[Short exercise] Locate each line of the material that contains "vaakuna", then return it.

########################################

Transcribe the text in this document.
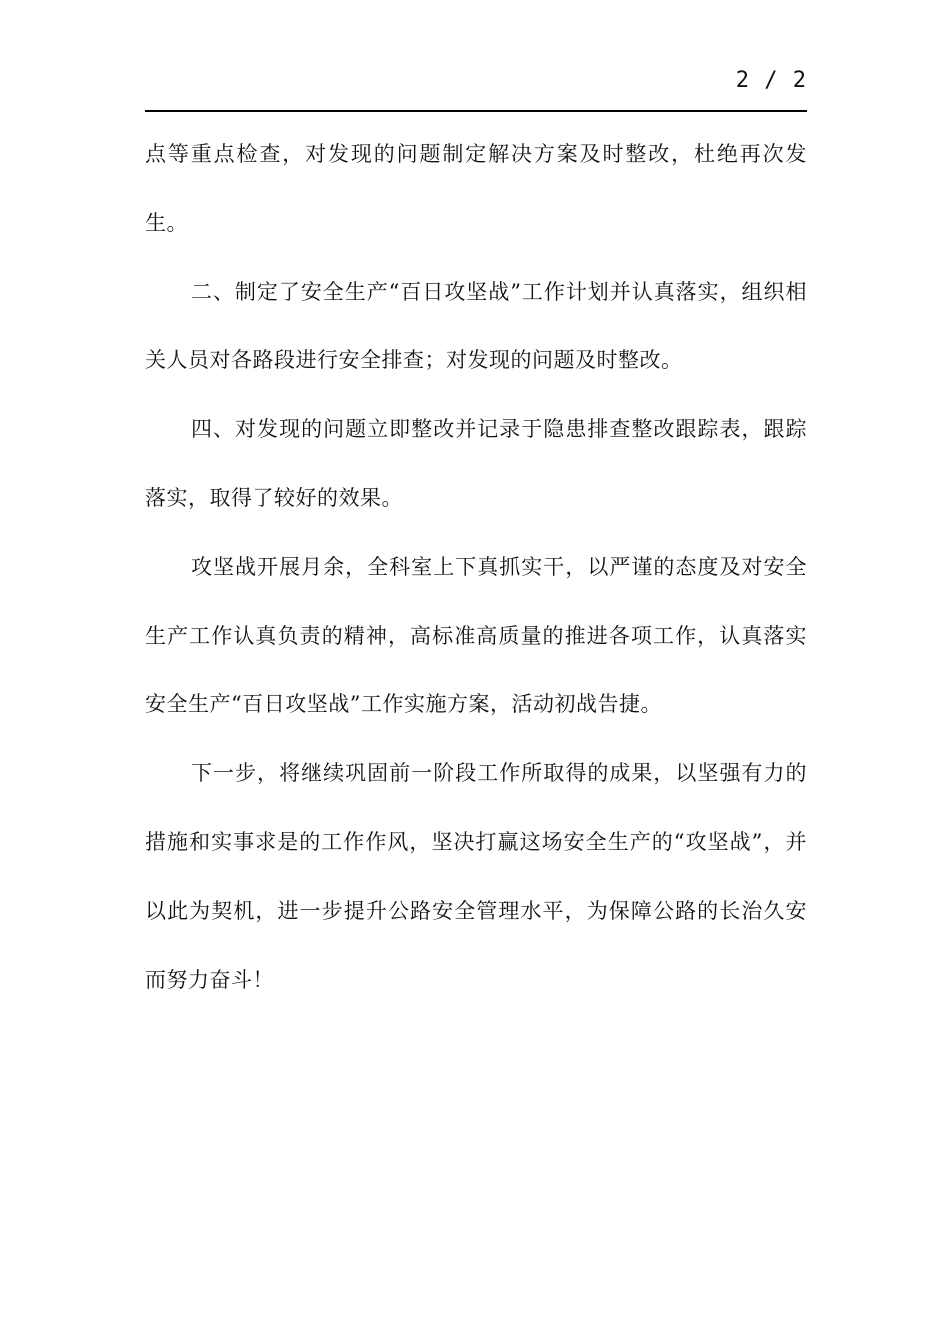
2 / 2

点等重点检查，对发现的问题制定解决方案及时整改，杜绝再次发生。

二、制定了安全生产“百日攻坚战”工作计划并认真落实，组织相关人员对各路段进行安全排查；对发现的问题及时整改。

四、对发现的问题立即整改并记录于隐患排查整改跟踪表，跟踪落实，取得了较好的效果。

攻坚战开展月余，全科室上下真抓实干，以严谨的态度及对安全生产工作认真负责的精神，高标准高质量的推进各项工作，认真落实安全生产“百日攻坚战”工作实施方案，活动初战告捷。

下一步，将继续巩固前一阶段工作所取得的成果，以坚强有力的措施和实事求是的工作作风，坚决打赢这场安全生产的“攻坚战”，并以此为契机，进一步提升公路安全管理水平，为保障公路的长治久安而努力奋斗！
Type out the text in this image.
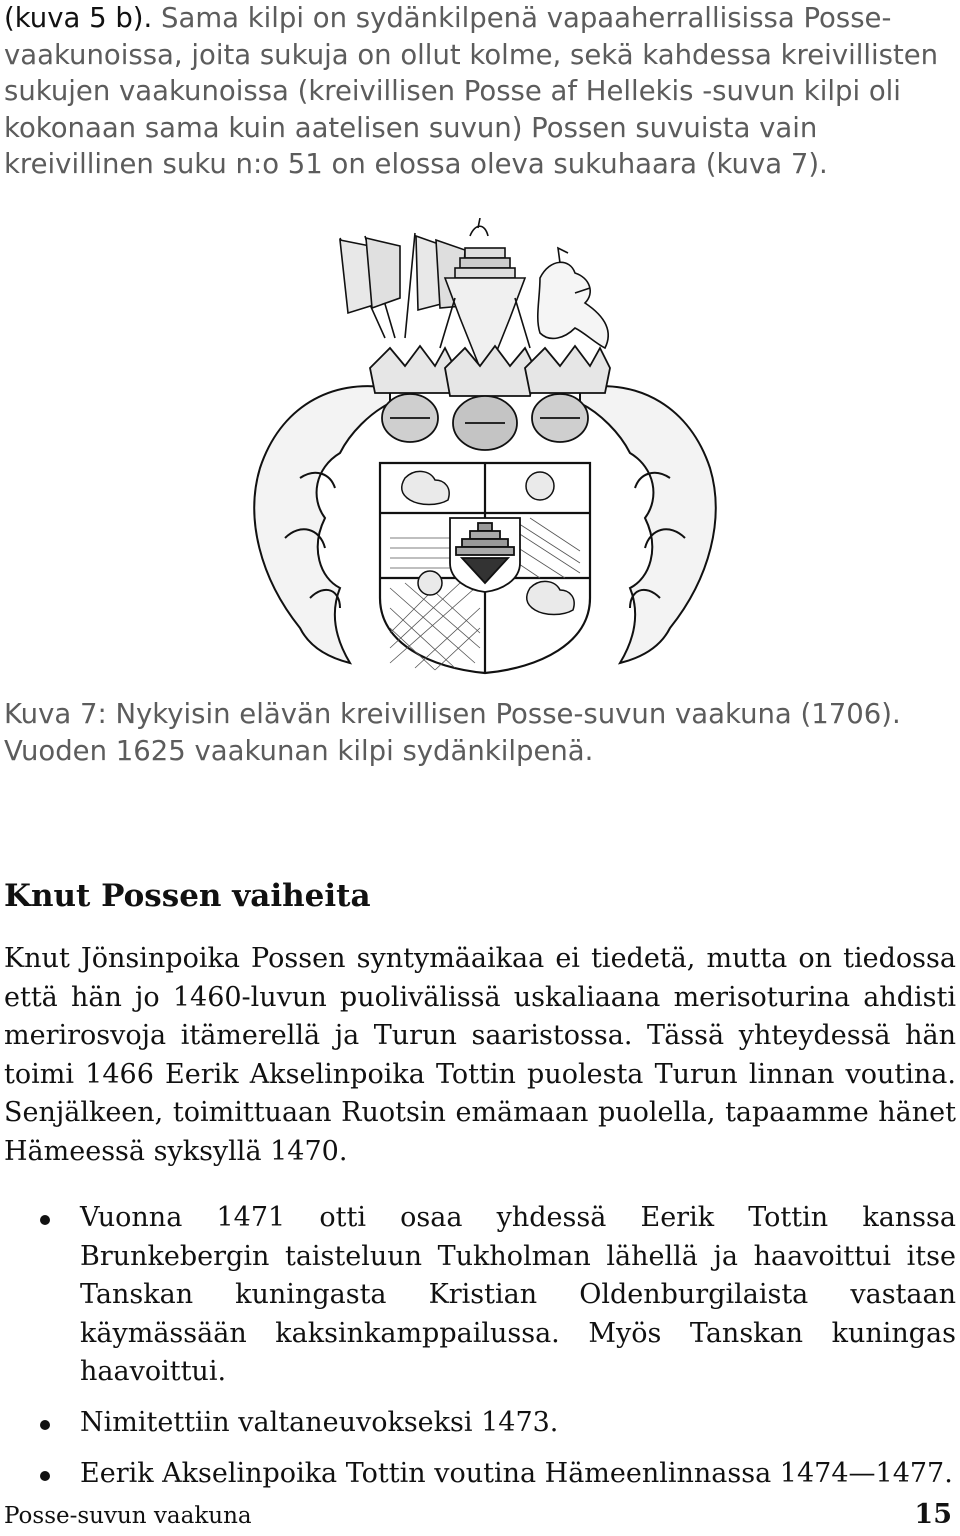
(kuva 5 b). Sama kilpi on sydänkilpenä vapaaherrallisissa Posse-vaakunoissa, joita sukuja on ollut kolme, sekä kahdessa kreivillisten sukujen vaakunoissa (kreivillisen Posse af Hellekis -suvun kilpi oli kokonaan sama kuin aatelisen suvun) Possen suvuista vain kreivillinen suku n:o 51 on elossa oleva sukuhaara (kuva 7).

Kuva 7: Nykyisin elävän kreivillisen Posse-suvun vaakuna (1706). Vuoden 1625 vaakunan kilpi sydänkilpenä.

Knut Possen vaiheita

Knut Jönsinpoika Possen syntymäaikaa ei tiedetä, mutta on tiedossa että hän jo 1460-luvun puolivälissä uskaliaana merisoturina ahdisti merirosvoja itämerellä ja Turun saaristossa. Tässä yhteydessä hän toimi 1466 Eerik Akselinpoika Tottin puolesta Turun linnan voutina. Senjälkeen, toimittuaan Ruotsin emämaan puolella, tapaamme hänet Hämeessä syksyllä 1470.

Vuonna 1471 otti osaa yhdessä Eerik Tottin kanssa Brunkebergin taisteluun Tukholman lähellä ja haavoittui itse Tanskan kuningasta Kristian Oldenburgilaista vastaan käymässään kaksinkamppailussa. Myös Tanskan kuningas haavoittui.
Nimitettiin valtaneuvokseksi 1473.
Eerik Akselinpoika Tottin voutina Hämeenlinnassa 1474—1477.

Posse-suvun vaakuna	15
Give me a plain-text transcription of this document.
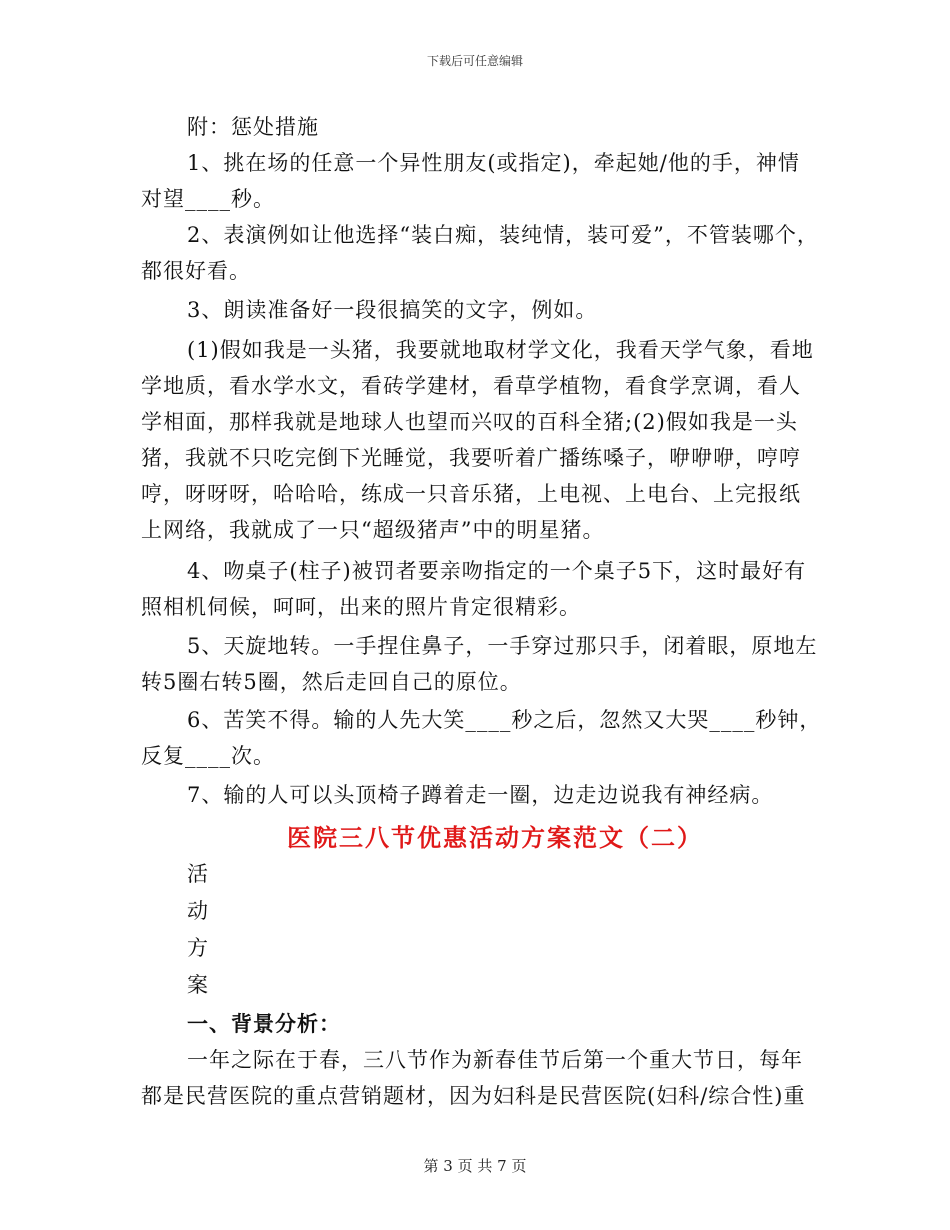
下载后可任意编辑

附：惩处措施

1、挑在场的任意一个异性朋友(或指定)，牵起她/他的手，神情

对望____秒。

2、表演例如让他选择“装白痴，装纯情，装可爱”，不管装哪个，

都很好看。

3、朗读准备好一段很搞笑的文字，例如。

(1)假如我是一头猪，我要就地取材学文化，我看天学气象，看地

学地质，看水学水文，看砖学建材，看草学植物，看食学烹调，看人

学相面，那样我就是地球人也望而兴叹的百科全猪;(2)假如我是一头

猪，我就不只吃完倒下光睡觉，我要听着广播练嗓子，咿咿咿，哼哼

哼，呀呀呀，哈哈哈，练成一只音乐猪，上电视、上电台、上完报纸

上网络，我就成了一只“超级猪声”中的明星猪。

4、吻桌子(柱子)被罚者要亲吻指定的一个桌子5下，这时最好有

照相机伺候，呵呵，出来的照片肯定很精彩。

5、天旋地转。一手捏住鼻子，一手穿过那只手，闭着眼，原地左

转5圈右转5圈，然后走回自己的原位。

6、苦笑不得。输的人先大笑____秒之后，忽然又大哭____秒钟，

反复____次。

7、输的人可以头顶椅子蹲着走一圈，边走边说我有神经病。

医院三八节优惠活动方案范文（二）

活

动

方

案

一、背景分析：

一年之际在于春，三八节作为新春佳节后第一个重大节日，每年

都是民营医院的重点营销题材，因为妇科是民营医院(妇科/综合性)重

第 3 页 共 7 页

########################################

[Task answer]
Kuva 7: Nykyisin elävän kreivillisen Posse-suvun vaakuna (1706). Vuoden 1625 vaakunan kilpi sydänkilpenä.
Posse-suvun vaakuna	15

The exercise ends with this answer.